------ EXERCISE INPUT ------

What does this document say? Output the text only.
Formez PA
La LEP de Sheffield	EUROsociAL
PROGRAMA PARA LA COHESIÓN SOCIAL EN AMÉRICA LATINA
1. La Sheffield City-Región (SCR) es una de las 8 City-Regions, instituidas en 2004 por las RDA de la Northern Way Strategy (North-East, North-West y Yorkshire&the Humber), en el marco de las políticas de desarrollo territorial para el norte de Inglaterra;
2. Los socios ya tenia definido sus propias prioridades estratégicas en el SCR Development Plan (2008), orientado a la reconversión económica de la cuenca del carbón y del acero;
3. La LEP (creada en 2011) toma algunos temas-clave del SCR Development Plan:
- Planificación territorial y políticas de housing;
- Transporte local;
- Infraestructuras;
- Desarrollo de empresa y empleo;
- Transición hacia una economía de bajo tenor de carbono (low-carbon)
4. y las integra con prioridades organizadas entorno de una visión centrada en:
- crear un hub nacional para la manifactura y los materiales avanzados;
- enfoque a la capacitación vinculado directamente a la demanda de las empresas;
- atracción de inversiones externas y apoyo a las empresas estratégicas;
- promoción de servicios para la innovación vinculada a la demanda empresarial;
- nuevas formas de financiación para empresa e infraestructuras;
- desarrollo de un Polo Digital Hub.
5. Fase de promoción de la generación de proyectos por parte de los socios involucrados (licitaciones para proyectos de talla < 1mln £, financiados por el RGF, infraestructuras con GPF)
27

------

# [DESCRIPTION OF THE TASK]
From the records above, extract each line exactly as shown.

# [OUTPUT FOR THIS EXERCISE]
What does this document say? Output the text only.
Formez PA
La LEP de Sheffield	EUROsociAL
PROGRAMA PARA LA COHESIÓN SOCIAL EN AMÉRICA LATINA
1. La Sheffield City-Región (SCR) es una de las 8 City-Regions, instituidas en 2004 por las RDA de la Northern Way Strategy (North-East, North-West y Yorkshire&the Humber), en el marco de las políticas de desarrollo territorial para el norte de Inglaterra;
2. Los socios ya tenia definido sus propias prioridades estratégicas en el SCR Development Plan (2008), orientado a la reconversión económica de la cuenca del carbón y del acero;
3. La LEP (creada en 2011) toma algunos temas-clave del SCR Development Plan:
- Planificación territorial y políticas de housing;
- Transporte local;
- Infraestructuras;
- Desarrollo de empresa y empleo;
- Transición hacia una economía de bajo tenor de carbono (low-carbon)
4. y las integra con prioridades organizadas entorno de una visión centrada en:
- crear un hub nacional para la manifactura y los materiales avanzados;
- enfoque a la capacitación vinculado directamente a la demanda de las empresas;
- atracción de inversiones externas y apoyo a las empresas estratégicas;
- promoción de servicios para la innovación vinculada a la demanda empresarial;
- nuevas formas de financiación para empresa e infraestructuras;
- desarrollo de un Polo Digital Hub.
5. Fase de promoción de la generación de proyectos por parte de los socios involucrados (licitaciones para proyectos de talla < 1mln £, financiados por el RGF, infraestructuras con GPF)
27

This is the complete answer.